• _Given instruction_
Copy all of the records below verbatim.

— Start of Data excerpts —

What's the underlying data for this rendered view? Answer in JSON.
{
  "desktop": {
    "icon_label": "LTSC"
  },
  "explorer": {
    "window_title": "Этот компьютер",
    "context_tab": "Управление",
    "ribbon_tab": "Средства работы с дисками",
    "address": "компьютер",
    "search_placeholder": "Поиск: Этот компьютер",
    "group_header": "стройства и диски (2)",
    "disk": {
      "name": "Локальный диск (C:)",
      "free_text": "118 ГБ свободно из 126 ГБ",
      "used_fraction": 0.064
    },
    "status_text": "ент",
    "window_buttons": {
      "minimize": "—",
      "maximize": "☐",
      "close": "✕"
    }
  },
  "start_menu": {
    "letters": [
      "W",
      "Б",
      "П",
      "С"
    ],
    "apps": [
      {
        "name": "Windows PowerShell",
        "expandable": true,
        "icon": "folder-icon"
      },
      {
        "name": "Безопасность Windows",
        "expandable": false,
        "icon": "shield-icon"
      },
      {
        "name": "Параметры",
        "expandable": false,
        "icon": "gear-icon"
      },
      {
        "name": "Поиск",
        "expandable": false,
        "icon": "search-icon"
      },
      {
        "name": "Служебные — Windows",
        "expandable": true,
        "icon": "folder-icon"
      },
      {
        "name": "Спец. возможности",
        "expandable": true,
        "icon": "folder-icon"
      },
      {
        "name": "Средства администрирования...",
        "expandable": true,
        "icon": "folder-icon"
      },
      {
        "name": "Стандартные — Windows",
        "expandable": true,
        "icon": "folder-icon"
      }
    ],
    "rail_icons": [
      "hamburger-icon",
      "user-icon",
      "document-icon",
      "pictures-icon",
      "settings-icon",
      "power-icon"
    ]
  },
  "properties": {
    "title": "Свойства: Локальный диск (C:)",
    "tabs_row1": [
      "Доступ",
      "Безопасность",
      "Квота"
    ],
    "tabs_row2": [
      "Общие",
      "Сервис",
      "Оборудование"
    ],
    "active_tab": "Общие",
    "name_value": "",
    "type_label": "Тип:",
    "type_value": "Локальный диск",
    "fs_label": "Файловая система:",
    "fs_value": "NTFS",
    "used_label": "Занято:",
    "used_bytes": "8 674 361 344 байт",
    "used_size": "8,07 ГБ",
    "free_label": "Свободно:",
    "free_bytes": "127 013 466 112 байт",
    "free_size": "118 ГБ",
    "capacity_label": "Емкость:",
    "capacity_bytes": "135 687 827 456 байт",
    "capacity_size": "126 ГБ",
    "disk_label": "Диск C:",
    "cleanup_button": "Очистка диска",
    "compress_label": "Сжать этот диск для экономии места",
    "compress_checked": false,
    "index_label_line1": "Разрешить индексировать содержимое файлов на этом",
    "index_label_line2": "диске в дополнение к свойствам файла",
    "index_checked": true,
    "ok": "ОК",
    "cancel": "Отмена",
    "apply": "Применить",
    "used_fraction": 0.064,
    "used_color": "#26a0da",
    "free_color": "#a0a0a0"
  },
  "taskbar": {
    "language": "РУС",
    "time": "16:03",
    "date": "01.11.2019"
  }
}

— End of Data excerpts —

• _Full output_
What's the underlying data for this rendered view? Answer in JSON.
{
  "desktop": {
    "icon_label": "LTSC"
  },
  "explorer": {
    "window_title": "Этот компьютер",
    "context_tab": "Управление",
    "ribbon_tab": "Средства работы с дисками",
    "address": "компьютер",
    "search_placeholder": "Поиск: Этот компьютер",
    "group_header": "стройства и диски (2)",
    "disk": {
      "name": "Локальный диск (C:)",
      "free_text": "118 ГБ свободно из 126 ГБ",
      "used_fraction": 0.064
    },
    "status_text": "ент",
    "window_buttons": {
      "minimize": "—",
      "maximize": "☐",
      "close": "✕"
    }
  },
  "start_menu": {
    "letters": [
      "W",
      "Б",
      "П",
      "С"
    ],
    "apps": [
      {
        "name": "Windows PowerShell",
        "expandable": true,
        "icon": "folder-icon"
      },
      {
        "name": "Безопасность Windows",
        "expandable": false,
        "icon": "shield-icon"
      },
      {
        "name": "Параметры",
        "expandable": false,
        "icon": "gear-icon"
      },
      {
        "name": "Поиск",
        "expandable": false,
        "icon": "search-icon"
      },
      {
        "name": "Служебные — Windows",
        "expandable": true,
        "icon": "folder-icon"
      },
      {
        "name": "Спец. возможности",
        "expandable": true,
        "icon": "folder-icon"
      },
      {
        "name": "Средства администрирования...",
        "expandable": true,
        "icon": "folder-icon"
      },
      {
        "name": "Стандартные — Windows",
        "expandable": true,
        "icon": "folder-icon"
      }
    ],
    "rail_icons": [
      "hamburger-icon",
      "user-icon",
      "document-icon",
      "pictures-icon",
      "settings-icon",
      "power-icon"
    ]
  },
  "properties": {
    "title": "Свойства: Локальный диск (C:)",
    "tabs_row1": [
      "Доступ",
      "Безопасность",
      "Квота"
    ],
    "tabs_row2": [
      "Общие",
      "Сервис",
      "Оборудование"
    ],
    "active_tab": "Общие",
    "name_value": "",
    "type_label": "Тип:",
    "type_value": "Локальный диск",
    "fs_label": "Файловая система:",
    "fs_value": "NTFS",
    "used_label": "Занято:",
    "used_bytes": "8 674 361 344 байт",
    "used_size": "8,07 ГБ",
    "free_label": "Свободно:",
    "free_bytes": "127 013 466 112 байт",
    "free_size": "118 ГБ",
    "capacity_label": "Емкость:",
    "capacity_bytes": "135 687 827 456 байт",
    "capacity_size": "126 ГБ",
    "disk_label": "Диск C:",
    "cleanup_button": "Очистка диска",
    "compress_label": "Сжать этот диск для экономии места",
    "compress_checked": false,
    "index_label_line1": "Разрешить индексировать содержимое файлов на этом",
    "index_label_line2": "диске в дополнение к свойствам файла",
    "index_checked": true,
    "ok": "ОК",
    "cancel": "Отмена",
    "apply": "Применить",
    "used_fraction": 0.064,
    "used_color": "#26a0da",
    "free_color": "#a0a0a0"
  },
  "taskbar": {
    "language": "РУС",
    "time": "16:03",
    "date": "01.11.2019"
  }
}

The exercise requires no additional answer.